EXERCISE INPUTS:
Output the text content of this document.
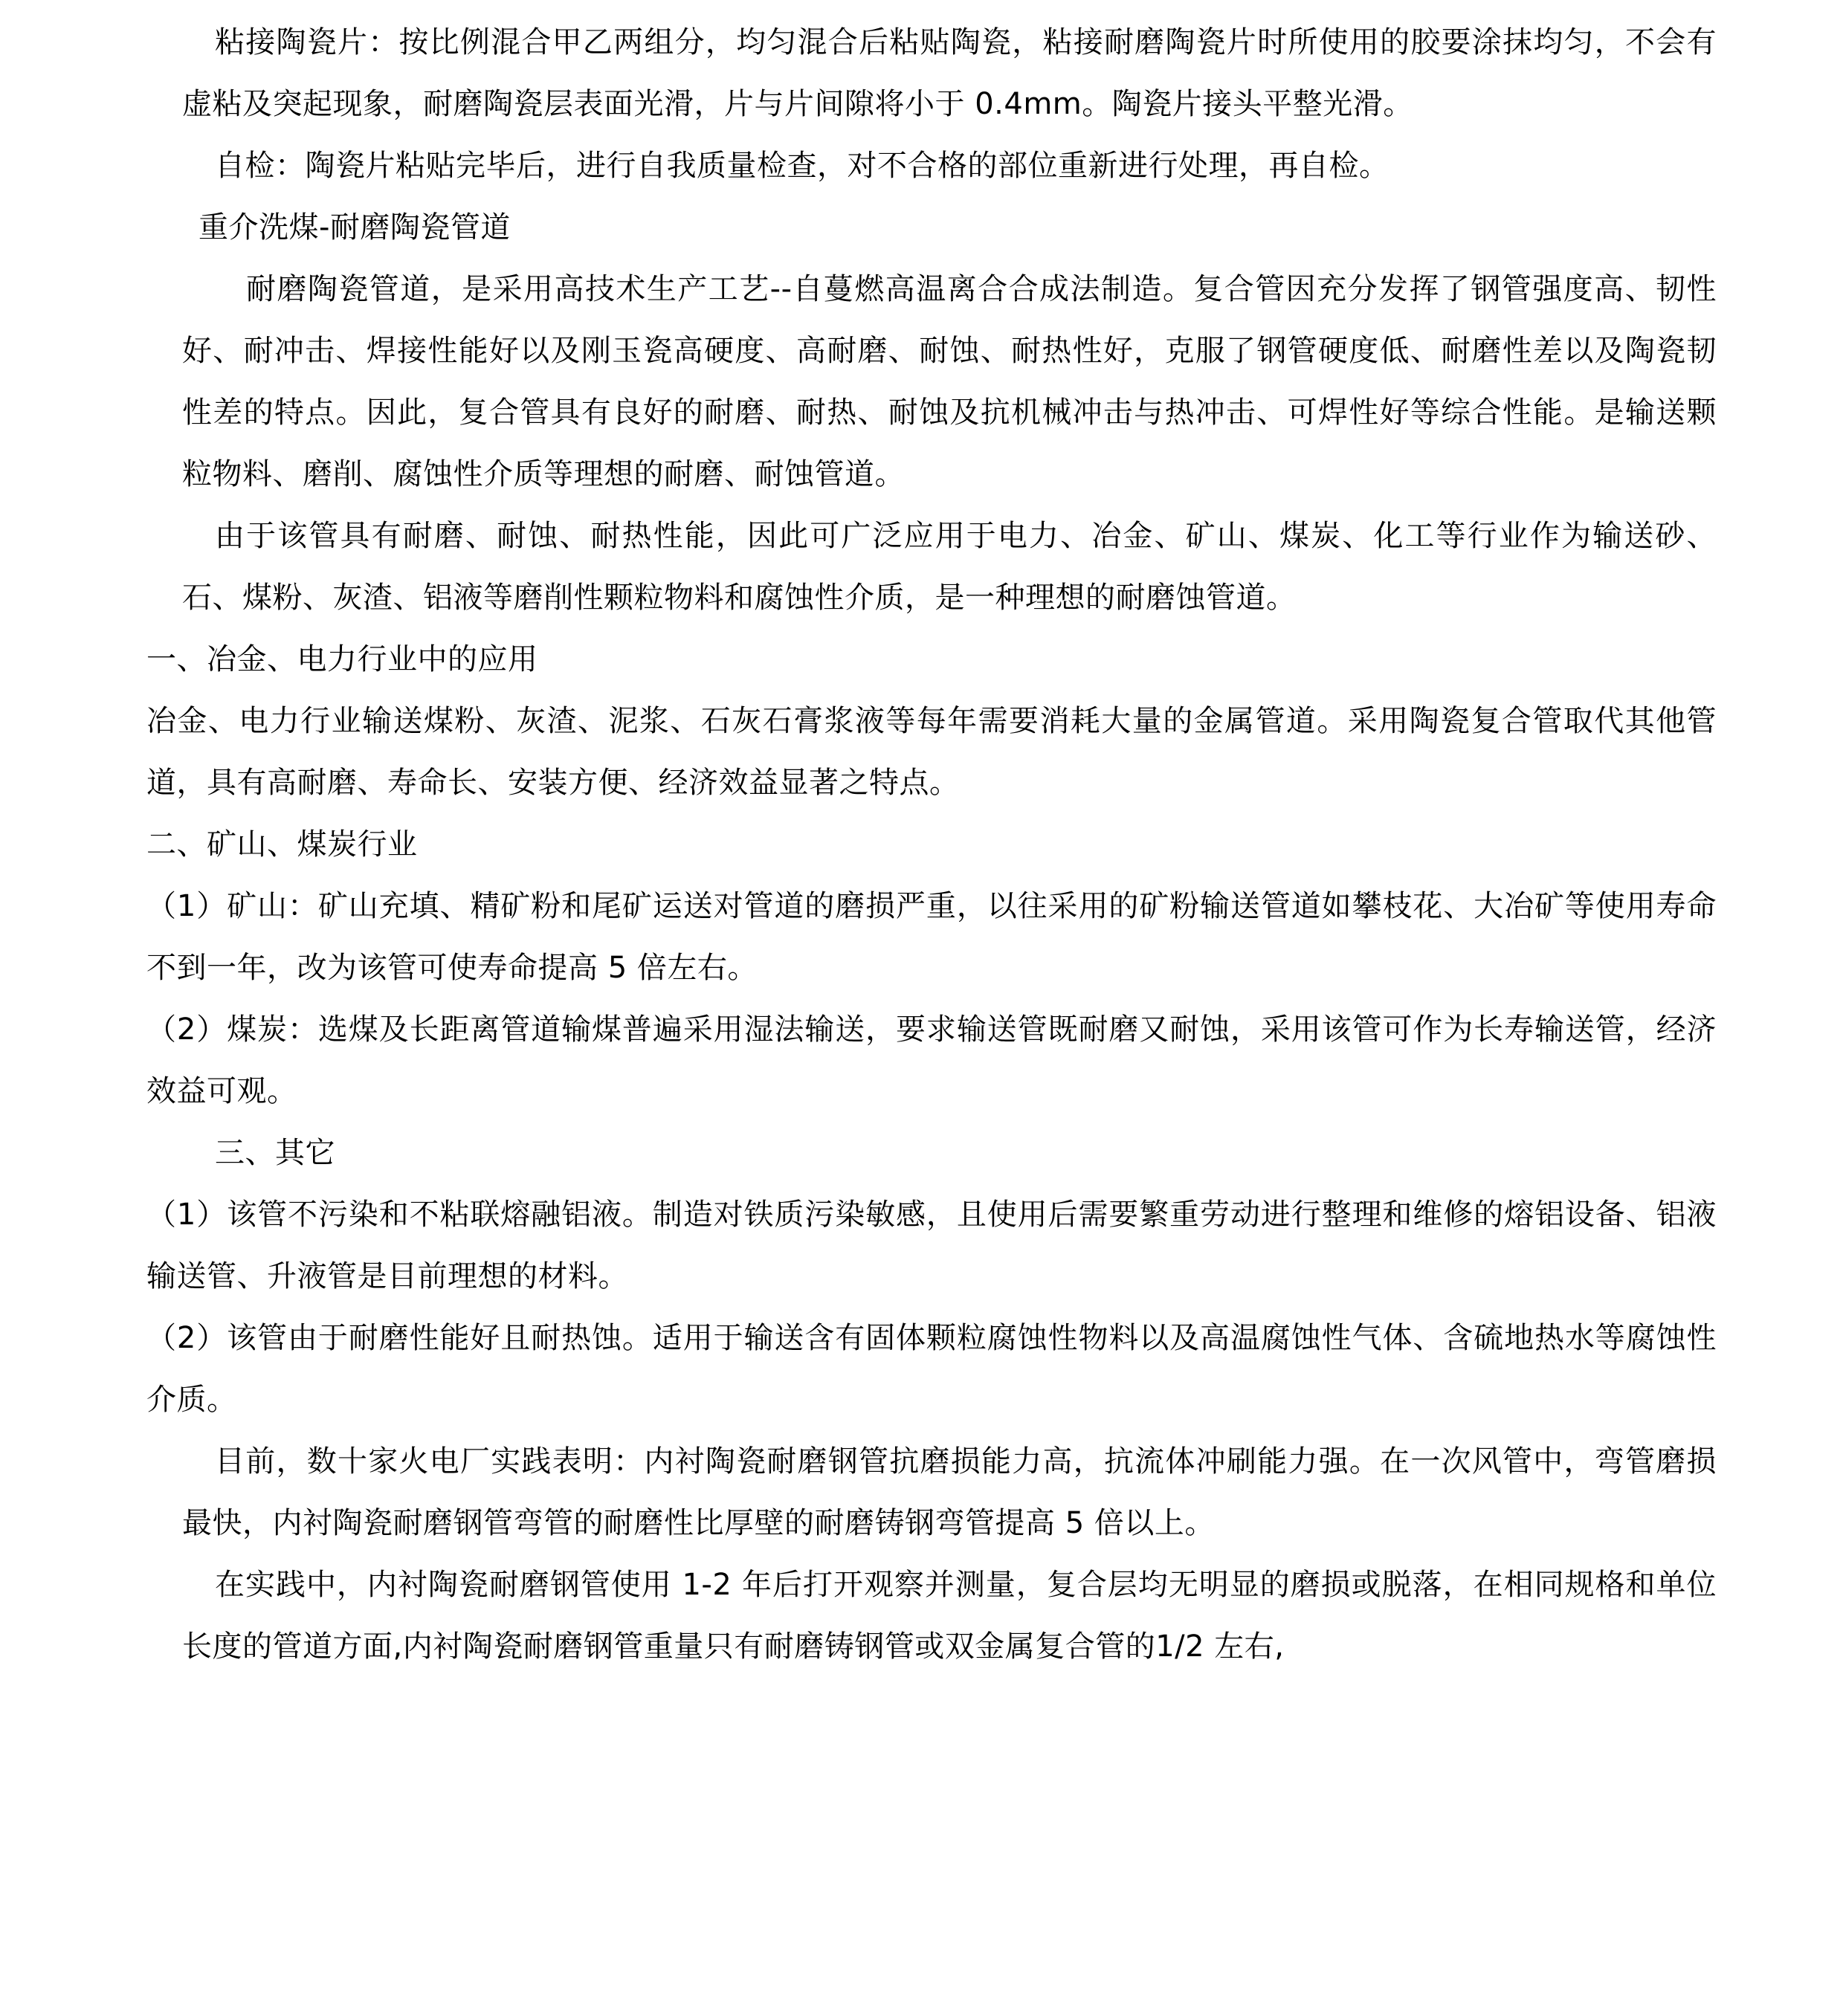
粘接陶瓷片：按比例混合甲乙两组分，均匀混合后粘贴陶瓷，粘接耐磨陶瓷片时所使用的胶要涂抹均匀，不会有虚粘及突起现象，耐磨陶瓷层表面光滑，片与片间隙将小于 0.4mm。陶瓷片接头平整光滑。

自检：陶瓷片粘贴完毕后，进行自我质量检查，对不合格的部位重新进行处理，再自检。

重介洗煤-耐磨陶瓷管道

耐磨陶瓷管道，是采用高技术生产工艺--自蔓燃高温离合合成法制造。复合管因充分发挥了钢管强度高、韧性好、耐冲击、焊接性能好以及刚玉瓷高硬度、高耐磨、耐蚀、耐热性好，克服了钢管硬度低、耐磨性差以及陶瓷韧性差的特点。因此，复合管具有良好的耐磨、耐热、耐蚀及抗机械冲击与热冲击、可焊性好等综合性能。是输送颗粒物料、磨削、腐蚀性介质等理想的耐磨、耐蚀管道。

由于该管具有耐磨、耐蚀、耐热性能，因此可广泛应用于电力、冶金、矿山、煤炭、化工等行业作为输送砂、石、煤粉、灰渣、铝液等磨削性颗粒物料和腐蚀性介质，是一种理想的耐磨蚀管道。

一、冶金、电力行业中的应用

冶金、电力行业输送煤粉、灰渣、泥浆、石灰石膏浆液等每年需要消耗大量的金属管道。采用陶瓷复合管取代其他管道，具有高耐磨、寿命长、安装方便、经济效益显著之特点。

二、矿山、煤炭行业

（1）矿山：矿山充填、精矿粉和尾矿运送对管道的磨损严重，以往采用的矿粉输送管道如攀枝花、大冶矿等使用寿命不到一年，改为该管可使寿命提高 5 倍左右。

（2）煤炭：选煤及长距离管道输煤普遍采用湿法输送，要求输送管既耐磨又耐蚀，采用该管可作为长寿输送管，经济效益可观。

三、其它

（1）该管不污染和不粘联熔融铝液。制造对铁质污染敏感，且使用后需要繁重劳动进行整理和维修的熔铝设备、铝液输送管、升液管是目前理想的材料。

（2）该管由于耐磨性能好且耐热蚀。适用于输送含有固体颗粒腐蚀性物料以及高温腐蚀性气体、含硫地热水等腐蚀性介质。

目前，数十家火电厂实践表明：内衬陶瓷耐磨钢管抗磨损能力高，抗流体冲刷能力强。在一次风管中，弯管磨损最快，内衬陶瓷耐磨钢管弯管的耐磨性比厚壁的耐磨铸钢弯管提高 5 倍以上。

在实践中，内衬陶瓷耐磨钢管使用 1-2 年后打开观察并测量，复合层均无明显的磨损或脱落，在相同规格和单位长度的管道方面,内衬陶瓷耐磨钢管重量只有耐磨铸钢管或双金属复合管的1/2 左右,
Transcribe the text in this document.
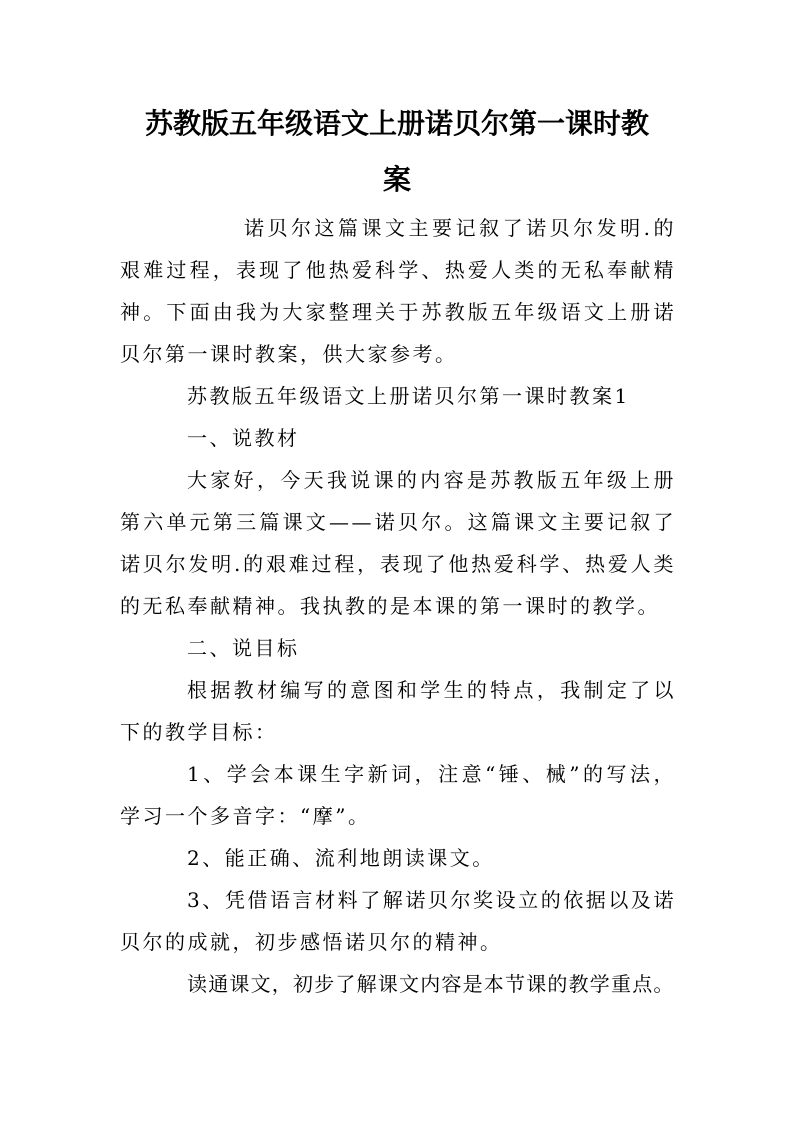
苏教版五年级语文上册诺贝尔第一课时教
案

诺贝尔这篇课文主要记叙了诺贝尔发明.的艰难过程，表现了他热爱科学、热爱人类的无私奉献精神。下面由我为大家整理关于苏教版五年级语文上册诺贝尔第一课时教案，供大家参考。

苏教版五年级语文上册诺贝尔第一课时教案1

一、说教材

大家好，今天我说课的内容是苏教版五年级上册第六单元第三篇课文——诺贝尔。这篇课文主要记叙了诺贝尔发明.的艰难过程，表现了他热爱科学、热爱人类的无私奉献精神。我执教的是本课的第一课时的教学。

二、说目标

根据教材编写的意图和学生的特点，我制定了以下的教学目标：

1、学会本课生字新词，注意“锤、械”的写法，学习一个多音字：“摩”。

2、能正确、流利地朗读课文。

3、凭借语言材料了解诺贝尔奖设立的依据以及诺贝尔的成就，初步感悟诺贝尔的精神。

读通课文，初步了解课文内容是本节课的教学重点。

WORK TO COMPLETE: Verbatim reproduction of every record is required; images are left out.

ANSWER TO THE TASK:
Output the text content of this document.
粘接陶瓷片：按比例混合甲乙两组分，均匀混合后粘贴陶瓷，粘接耐磨陶瓷片时所使用的胶要涂抹均匀，不会有虚粘及突起现象，耐磨陶瓷层表面光滑，片与片间隙将小于 0.4mm。陶瓷片接头平整光滑。

自检：陶瓷片粘贴完毕后，进行自我质量检查，对不合格的部位重新进行处理，再自检。

重介洗煤-耐磨陶瓷管道

耐磨陶瓷管道，是采用高技术生产工艺--自蔓燃高温离合合成法制造。复合管因充分发挥了钢管强度高、韧性好、耐冲击、焊接性能好以及刚玉瓷高硬度、高耐磨、耐蚀、耐热性好，克服了钢管硬度低、耐磨性差以及陶瓷韧性差的特点。因此，复合管具有良好的耐磨、耐热、耐蚀及抗机械冲击与热冲击、可焊性好等综合性能。是输送颗粒物料、磨削、腐蚀性介质等理想的耐磨、耐蚀管道。

由于该管具有耐磨、耐蚀、耐热性能，因此可广泛应用于电力、冶金、矿山、煤炭、化工等行业作为输送砂、石、煤粉、灰渣、铝液等磨削性颗粒物料和腐蚀性介质，是一种理想的耐磨蚀管道。

一、冶金、电力行业中的应用

冶金、电力行业输送煤粉、灰渣、泥浆、石灰石膏浆液等每年需要消耗大量的金属管道。采用陶瓷复合管取代其他管道，具有高耐磨、寿命长、安装方便、经济效益显著之特点。

二、矿山、煤炭行业

（1）矿山：矿山充填、精矿粉和尾矿运送对管道的磨损严重，以往采用的矿粉输送管道如攀枝花、大冶矿等使用寿命不到一年，改为该管可使寿命提高 5 倍左右。

（2）煤炭：选煤及长距离管道输煤普遍采用湿法输送，要求输送管既耐磨又耐蚀，采用该管可作为长寿输送管，经济效益可观。

三、其它

（1）该管不污染和不粘联熔融铝液。制造对铁质污染敏感，且使用后需要繁重劳动进行整理和维修的熔铝设备、铝液输送管、升液管是目前理想的材料。

（2）该管由于耐磨性能好且耐热蚀。适用于输送含有固体颗粒腐蚀性物料以及高温腐蚀性气体、含硫地热水等腐蚀性介质。

目前，数十家火电厂实践表明：内衬陶瓷耐磨钢管抗磨损能力高，抗流体冲刷能力强。在一次风管中，弯管磨损最快，内衬陶瓷耐磨钢管弯管的耐磨性比厚壁的耐磨铸钢弯管提高 5 倍以上。

在实践中，内衬陶瓷耐磨钢管使用 1-2 年后打开观察并测量，复合层均无明显的磨损或脱落，在相同规格和单位长度的管道方面,内衬陶瓷耐磨钢管重量只有耐磨铸钢管或双金属复合管的1/2 左右,
Transcribe the text in this document.
苏教版五年级语文上册诺贝尔第一课时教
案

诺贝尔这篇课文主要记叙了诺贝尔发明.的艰难过程，表现了他热爱科学、热爱人类的无私奉献精神。下面由我为大家整理关于苏教版五年级语文上册诺贝尔第一课时教案，供大家参考。

苏教版五年级语文上册诺贝尔第一课时教案1

一、说教材

大家好，今天我说课的内容是苏教版五年级上册第六单元第三篇课文——诺贝尔。这篇课文主要记叙了诺贝尔发明.的艰难过程，表现了他热爱科学、热爱人类的无私奉献精神。我执教的是本课的第一课时的教学。

二、说目标

根据教材编写的意图和学生的特点，我制定了以下的教学目标：

1、学会本课生字新词，注意“锤、械”的写法，学习一个多音字：“摩”。

2、能正确、流利地朗读课文。

3、凭借语言材料了解诺贝尔奖设立的依据以及诺贝尔的成就，初步感悟诺贝尔的精神。

读通课文，初步了解课文内容是本节课的教学重点。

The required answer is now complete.